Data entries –
------------------------------------------------

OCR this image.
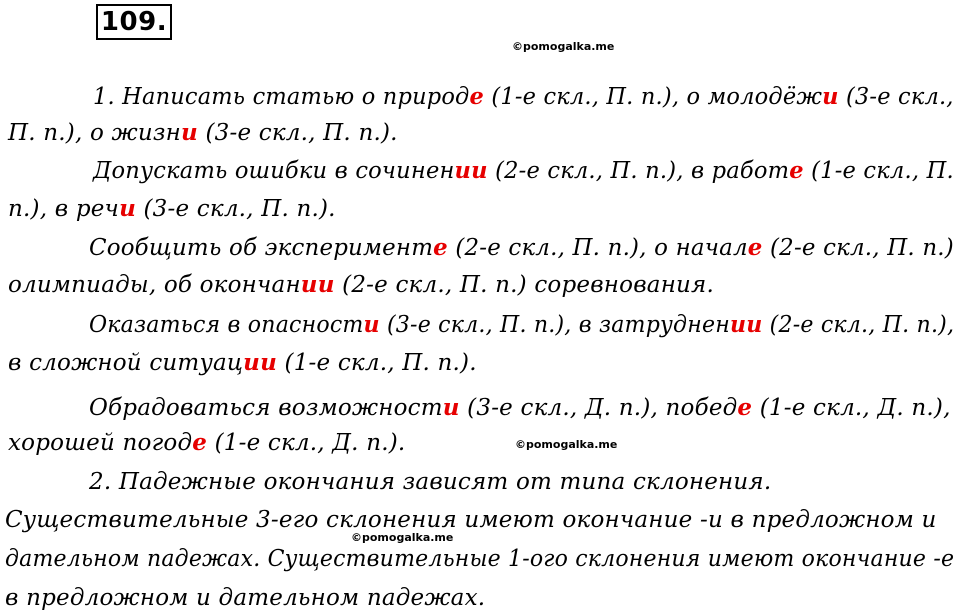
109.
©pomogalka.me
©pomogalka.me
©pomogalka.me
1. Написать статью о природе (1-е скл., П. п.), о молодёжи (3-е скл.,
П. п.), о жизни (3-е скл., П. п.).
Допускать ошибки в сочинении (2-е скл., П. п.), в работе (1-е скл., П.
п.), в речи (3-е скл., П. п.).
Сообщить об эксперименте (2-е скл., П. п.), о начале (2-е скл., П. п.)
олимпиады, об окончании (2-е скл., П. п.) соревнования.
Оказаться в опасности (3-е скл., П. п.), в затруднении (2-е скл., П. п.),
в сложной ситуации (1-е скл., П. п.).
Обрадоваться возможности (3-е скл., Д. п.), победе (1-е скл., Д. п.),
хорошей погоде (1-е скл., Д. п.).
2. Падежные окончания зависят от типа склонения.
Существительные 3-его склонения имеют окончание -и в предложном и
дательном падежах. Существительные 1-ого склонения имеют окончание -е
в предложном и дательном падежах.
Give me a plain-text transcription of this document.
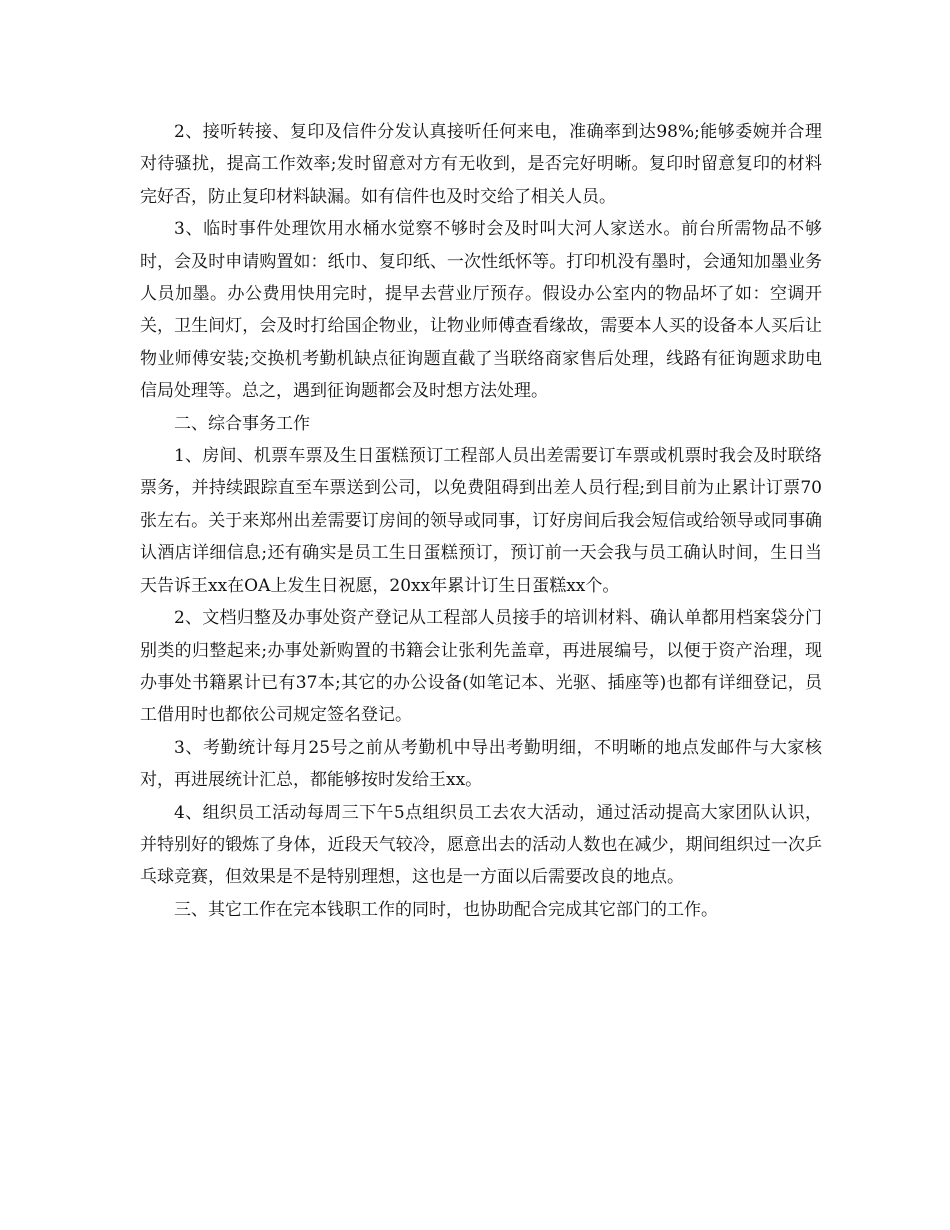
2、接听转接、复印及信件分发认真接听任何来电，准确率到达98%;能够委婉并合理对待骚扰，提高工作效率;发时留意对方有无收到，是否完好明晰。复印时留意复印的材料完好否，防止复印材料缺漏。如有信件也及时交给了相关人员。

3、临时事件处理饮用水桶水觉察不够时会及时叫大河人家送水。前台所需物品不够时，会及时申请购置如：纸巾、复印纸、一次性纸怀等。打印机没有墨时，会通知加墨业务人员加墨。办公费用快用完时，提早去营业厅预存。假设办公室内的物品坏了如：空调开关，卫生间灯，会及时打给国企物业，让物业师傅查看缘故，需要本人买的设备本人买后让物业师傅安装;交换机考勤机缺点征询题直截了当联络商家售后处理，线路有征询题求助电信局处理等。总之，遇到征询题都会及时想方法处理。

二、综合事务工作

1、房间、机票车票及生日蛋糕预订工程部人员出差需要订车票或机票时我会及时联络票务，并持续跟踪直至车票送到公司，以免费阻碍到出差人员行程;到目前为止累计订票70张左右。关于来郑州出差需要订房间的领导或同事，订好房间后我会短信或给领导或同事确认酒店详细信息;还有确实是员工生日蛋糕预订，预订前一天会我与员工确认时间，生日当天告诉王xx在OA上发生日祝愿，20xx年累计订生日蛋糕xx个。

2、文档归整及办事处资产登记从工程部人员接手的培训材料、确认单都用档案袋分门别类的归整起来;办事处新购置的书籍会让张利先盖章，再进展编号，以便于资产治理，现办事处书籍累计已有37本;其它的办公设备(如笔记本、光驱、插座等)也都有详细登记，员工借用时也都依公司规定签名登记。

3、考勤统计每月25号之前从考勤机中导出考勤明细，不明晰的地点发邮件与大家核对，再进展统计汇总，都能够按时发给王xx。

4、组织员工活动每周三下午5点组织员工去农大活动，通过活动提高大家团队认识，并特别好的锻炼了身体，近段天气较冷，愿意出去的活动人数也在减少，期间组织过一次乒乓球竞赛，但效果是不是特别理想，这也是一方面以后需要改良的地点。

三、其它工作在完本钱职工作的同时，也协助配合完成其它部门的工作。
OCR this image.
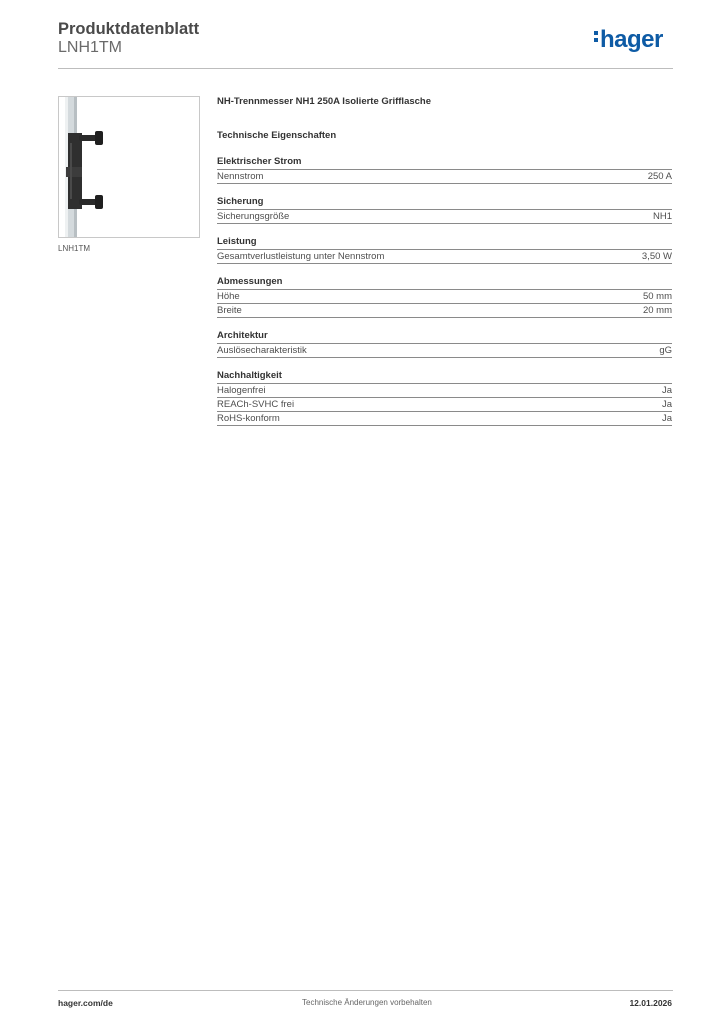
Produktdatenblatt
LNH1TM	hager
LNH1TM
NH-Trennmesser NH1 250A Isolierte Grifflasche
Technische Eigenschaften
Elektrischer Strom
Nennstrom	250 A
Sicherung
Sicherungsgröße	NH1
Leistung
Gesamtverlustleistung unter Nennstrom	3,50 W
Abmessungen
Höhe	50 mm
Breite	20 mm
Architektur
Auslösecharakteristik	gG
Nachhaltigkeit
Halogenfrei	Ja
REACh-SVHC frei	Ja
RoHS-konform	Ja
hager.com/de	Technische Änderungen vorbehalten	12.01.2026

------------------------------------------------

WHAT IS ASKED – Your answer should be a single number: the count of lines in these records that hold the string "предложном".

COMPLETE ANSWER – 2